** start Record excerpts **

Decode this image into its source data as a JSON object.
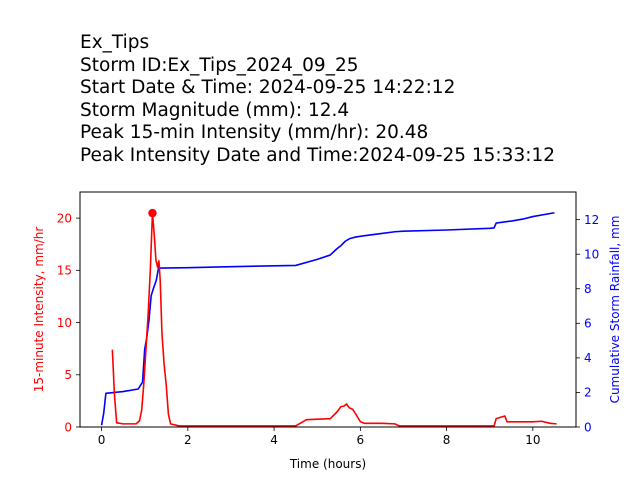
{
  "header": {
    "line1": "Ex_Tips",
    "line2": "Storm ID:Ex_Tips_2024_09_25",
    "line3": "Start Date & Time: 2024-09-25 14:22:12",
    "line4": "Storm Magnitude (mm): 12.4",
    "line5": "Peak 15-min Intensity (mm/hr): 20.48",
    "line6": "Peak Intensity Date and Time:2024-09-25 15:33:12"
  },
  "chart_data": {
    "type": "line",
    "xlabel": "Time (hours)",
    "ylabel_left": "15-minute Intensity, mm/hr",
    "ylabel_right": "Cumulative Storm Rainfall, mm",
    "xlim": [
      -0.5,
      11.0
    ],
    "ylim_left": [
      0,
      22.5
    ],
    "ylim_right": [
      0,
      13.6
    ],
    "x_ticks": [
      0,
      2,
      4,
      6,
      8,
      10
    ],
    "y_ticks_left": [
      0,
      5,
      10,
      15,
      20
    ],
    "y_ticks_right": [
      0,
      2,
      4,
      6,
      8,
      10,
      12
    ],
    "grid": false,
    "colors": {
      "intensity": "#ff0000",
      "cumulative": "#0000ff",
      "axes": "#000000"
    },
    "series": [
      {
        "axis": "left",
        "points": [
          [
            0.25,
            7.4
          ],
          [
            0.3,
            3.0
          ],
          [
            0.35,
            0.4
          ],
          [
            0.5,
            0.3
          ],
          [
            0.8,
            0.3
          ],
          [
            0.88,
            0.6
          ],
          [
            0.93,
            1.6
          ],
          [
            0.98,
            4.2
          ],
          [
            1.03,
            7.5
          ],
          [
            1.08,
            10.8
          ],
          [
            1.13,
            15.0
          ],
          [
            1.18,
            20.48
          ],
          [
            1.22,
            18.5
          ],
          [
            1.26,
            16.0
          ],
          [
            1.3,
            15.3
          ],
          [
            1.33,
            15.9
          ],
          [
            1.36,
            14.0
          ],
          [
            1.4,
            9.0
          ],
          [
            1.45,
            6.0
          ],
          [
            1.5,
            4.0
          ],
          [
            1.55,
            1.2
          ],
          [
            1.6,
            0.3
          ],
          [
            1.8,
            0.1
          ],
          [
            4.5,
            0.1
          ],
          [
            4.75,
            0.7
          ],
          [
            5.0,
            0.75
          ],
          [
            5.3,
            0.8
          ],
          [
            5.45,
            1.4
          ],
          [
            5.55,
            1.95
          ],
          [
            5.62,
            2.0
          ],
          [
            5.68,
            2.2
          ],
          [
            5.74,
            1.85
          ],
          [
            5.82,
            1.7
          ],
          [
            5.9,
            1.2
          ],
          [
            6.0,
            0.5
          ],
          [
            6.1,
            0.35
          ],
          [
            6.5,
            0.35
          ],
          [
            6.8,
            0.3
          ],
          [
            6.9,
            0.1
          ],
          [
            9.1,
            0.1
          ],
          [
            9.15,
            0.8
          ],
          [
            9.35,
            1.05
          ],
          [
            9.4,
            0.5
          ],
          [
            9.6,
            0.5
          ],
          [
            10.0,
            0.5
          ],
          [
            10.2,
            0.55
          ],
          [
            10.4,
            0.35
          ],
          [
            10.55,
            0.3
          ]
        ],
        "peak_marker": [
          1.18,
          20.48
        ]
      },
      {
        "axis": "right",
        "points": [
          [
            0.0,
            0.1
          ],
          [
            0.05,
            0.8
          ],
          [
            0.1,
            1.95
          ],
          [
            0.5,
            2.05
          ],
          [
            0.85,
            2.2
          ],
          [
            0.95,
            2.6
          ],
          [
            1.0,
            4.5
          ],
          [
            1.05,
            5.2
          ],
          [
            1.1,
            6.2
          ],
          [
            1.15,
            7.6
          ],
          [
            1.2,
            8.0
          ],
          [
            1.27,
            8.5
          ],
          [
            1.32,
            9.2
          ],
          [
            1.4,
            9.2
          ],
          [
            2.0,
            9.22
          ],
          [
            3.0,
            9.28
          ],
          [
            4.0,
            9.33
          ],
          [
            4.5,
            9.35
          ],
          [
            5.0,
            9.7
          ],
          [
            5.3,
            9.95
          ],
          [
            5.45,
            10.3
          ],
          [
            5.55,
            10.5
          ],
          [
            5.65,
            10.75
          ],
          [
            5.75,
            10.9
          ],
          [
            5.9,
            11.0
          ],
          [
            6.1,
            11.07
          ],
          [
            6.5,
            11.2
          ],
          [
            6.8,
            11.3
          ],
          [
            7.0,
            11.33
          ],
          [
            8.0,
            11.4
          ],
          [
            9.0,
            11.5
          ],
          [
            9.1,
            11.52
          ],
          [
            9.15,
            11.8
          ],
          [
            9.5,
            11.92
          ],
          [
            9.8,
            12.05
          ],
          [
            10.0,
            12.18
          ],
          [
            10.5,
            12.4
          ]
        ]
      }
    ]
  }
}
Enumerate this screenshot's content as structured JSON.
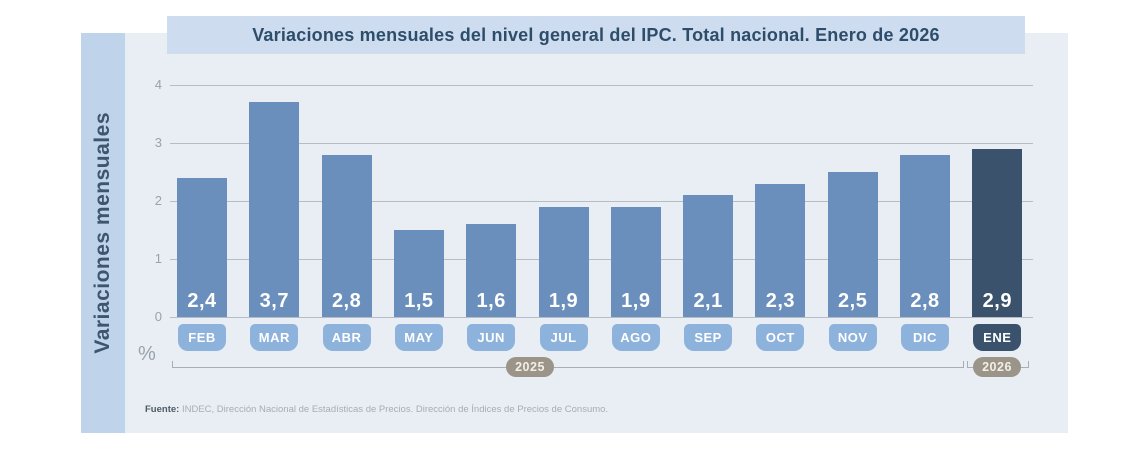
{
  "title": "Variaciones mensuales del nivel general del IPC. Total nacional. Enero de 2026",
  "y_axis_label": "Variaciones mensuales",
  "unit_label": "%",
  "source": {
    "prefix": "Fuente:",
    "text": " INDEC, Dirección Nacional de Estadísticas de Precios. Dirección de Índices de Precios de Consumo."
  },
  "chart_data": {
    "type": "bar",
    "title": "Variaciones mensuales del nivel general del IPC. Total nacional. Enero de 2026",
    "ylabel": "Variaciones mensuales",
    "unit": "%",
    "categories": [
      "FEB",
      "MAR",
      "ABR",
      "MAY",
      "JUN",
      "JUL",
      "AGO",
      "SEP",
      "OCT",
      "NOV",
      "DIC",
      "ENE"
    ],
    "values": [
      2.4,
      3.7,
      2.8,
      1.5,
      1.6,
      1.9,
      1.9,
      2.1,
      2.3,
      2.5,
      2.8,
      2.9
    ],
    "value_labels": [
      "2,4",
      "3,7",
      "2,8",
      "1,5",
      "1,6",
      "1,9",
      "1,9",
      "2,1",
      "2,3",
      "2,5",
      "2,8",
      "2,9"
    ],
    "ylim": [
      0,
      4
    ],
    "yticks": [
      0,
      1,
      2,
      3,
      4
    ],
    "grid": true,
    "legend_position": "none",
    "highlight_index": 11,
    "year_groups": [
      {
        "label": "2025",
        "from": "FEB",
        "to": "DIC"
      },
      {
        "label": "2026",
        "from": "ENE",
        "to": "ENE"
      }
    ],
    "colors": {
      "bar": "#6b8fbc",
      "bar_highlight": "#3a526b",
      "month_tag": "#8db2dc",
      "month_tag_highlight": "#3a526b",
      "year_pill": "#9a9489",
      "panel_bg": "#e9eef5",
      "banner_bg": "#cdddef",
      "side_strip_bg": "#bfd4ea",
      "title_text": "#2e4d6b"
    }
  }
}
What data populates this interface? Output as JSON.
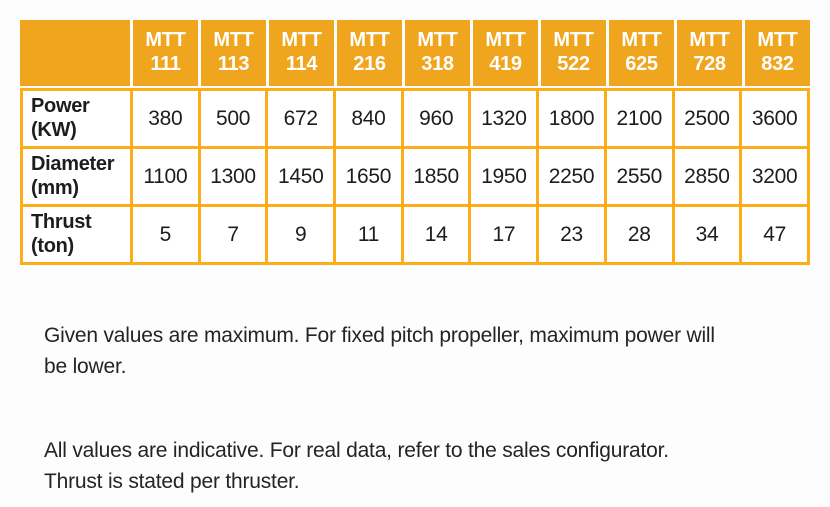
{
  "colors": {
    "header_fill": "#F0A51F",
    "grid_line": "#FBAE17",
    "header_text": "#FFFFFF",
    "body_text": "#1D1D1D"
  },
  "table": {
    "columns": [
      {
        "line1": "MTT",
        "line2": "111"
      },
      {
        "line1": "MTT",
        "line2": "113"
      },
      {
        "line1": "MTT",
        "line2": "114"
      },
      {
        "line1": "MTT",
        "line2": "216"
      },
      {
        "line1": "MTT",
        "line2": "318"
      },
      {
        "line1": "MTT",
        "line2": "419"
      },
      {
        "line1": "MTT",
        "line2": "522"
      },
      {
        "line1": "MTT",
        "line2": "625"
      },
      {
        "line1": "MTT",
        "line2": "728"
      },
      {
        "line1": "MTT",
        "line2": "832"
      }
    ],
    "rows": [
      {
        "label": {
          "line1": "Power",
          "line2": "(KW)"
        },
        "values": [
          "380",
          "500",
          "672",
          "840",
          "960",
          "1320",
          "1800",
          "2100",
          "2500",
          "3600"
        ]
      },
      {
        "label": {
          "line1": "Diameter",
          "line2": "(mm)"
        },
        "values": [
          "1100",
          "1300",
          "1450",
          "1650",
          "1850",
          "1950",
          "2250",
          "2550",
          "2850",
          "3200"
        ]
      },
      {
        "label": {
          "line1": "Thrust",
          "line2": "(ton)"
        },
        "values": [
          "5",
          "7",
          "9",
          "11",
          "14",
          "17",
          "23",
          "28",
          "34",
          "47"
        ]
      }
    ]
  },
  "notes": [
    {
      "lines": [
        "Given values are maximum. For fixed pitch propeller, maximum power will",
        "be lower."
      ]
    },
    {
      "lines": [
        "All values are indicative. For real data, refer to the sales configurator.",
        "Thrust is stated per thruster."
      ]
    }
  ]
}
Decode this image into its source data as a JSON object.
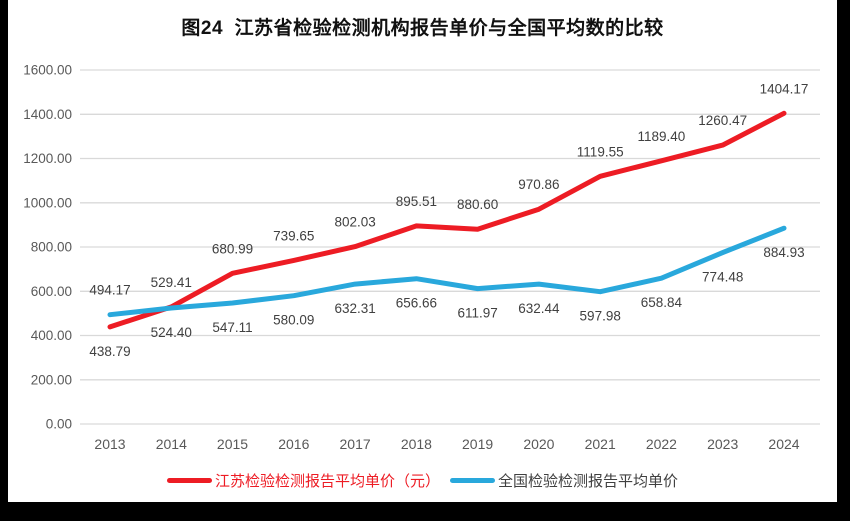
{
  "title": "图24  江苏省检验检测机构报告单价与全国平均数的比较",
  "colors": {
    "background": "#ffffff",
    "frame": "#000000",
    "gridline": "#d9d9d9",
    "axis_text": "#595959",
    "data_label": "#404040",
    "title_text": "#111111",
    "jiangsu_red": "#ed1c24",
    "national_blue": "#29a8dc",
    "legend_label_jiangsu": "#ed1c24",
    "legend_label_national": "#404040"
  },
  "chart_data": {
    "type": "line",
    "title": "图24  江苏省检验检测机构报告单价与全国平均数的比较",
    "x_categories": [
      "2013",
      "2014",
      "2015",
      "2016",
      "2017",
      "2018",
      "2019",
      "2020",
      "2021",
      "2022",
      "2023",
      "2024"
    ],
    "series": [
      {
        "name": "江苏检验检测报告平均单价（元）",
        "data_name": "jiangsu-series",
        "color": "#ed1c24",
        "values": [
          438.79,
          529.41,
          680.99,
          739.65,
          802.03,
          895.51,
          880.6,
          970.86,
          1119.55,
          1189.4,
          1260.47,
          1404.17
        ],
        "label_side": "above",
        "label_side_exceptions": {
          "0": "below"
        }
      },
      {
        "name": "全国检验检测报告平均单价",
        "data_name": "national-series",
        "color": "#29a8dc",
        "values": [
          494.17,
          524.4,
          547.11,
          580.09,
          632.31,
          656.66,
          611.97,
          632.44,
          597.98,
          658.84,
          774.48,
          884.93
        ],
        "label_side": "below",
        "label_side_exceptions": {
          "0": "above"
        }
      }
    ],
    "ylim": [
      0,
      1600
    ],
    "ytick_step": 200,
    "ytick_labels": [
      "0.00",
      "200.00",
      "400.00",
      "600.00",
      "800.00",
      "1000.00",
      "1200.00",
      "1400.00",
      "1600.00"
    ],
    "grid": true,
    "legend_position": "bottom",
    "data_label_decimals": 2
  }
}
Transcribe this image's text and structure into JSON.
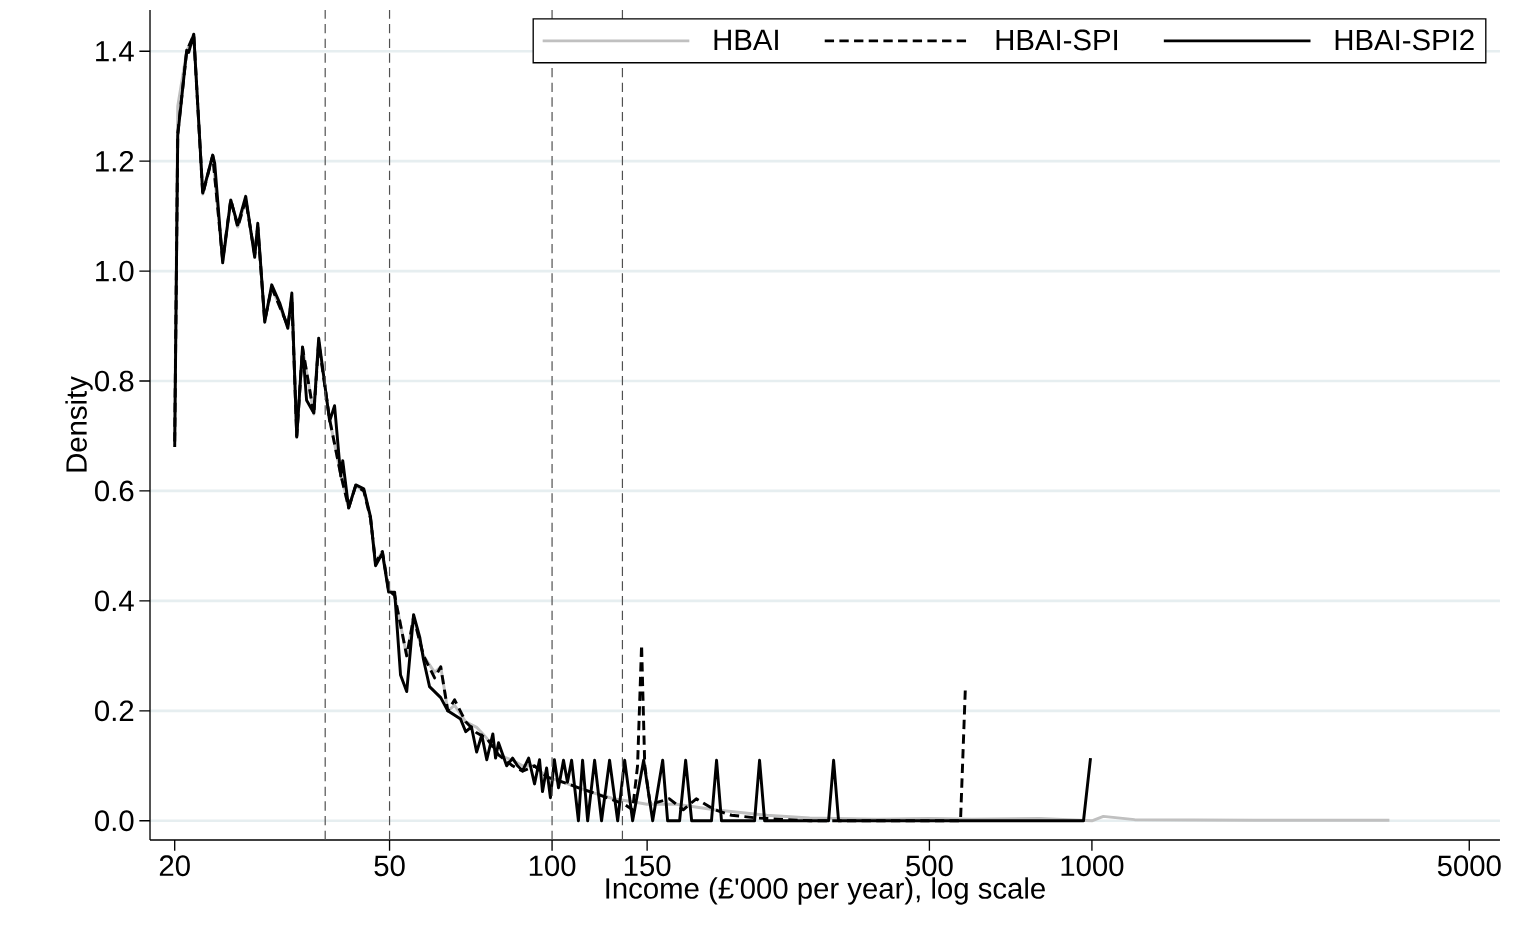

** end Record excerpts **

Exercise goal:
From the data above, pick out each line containing "Time" and copy it.

Correct response:
    "line3": "Start Date & Time: 2024-09-25 14:22:12",
    "line6": "Peak Intensity Date and Time:2024-09-25 15:33:12"
    "xlabel": "Time (hours)",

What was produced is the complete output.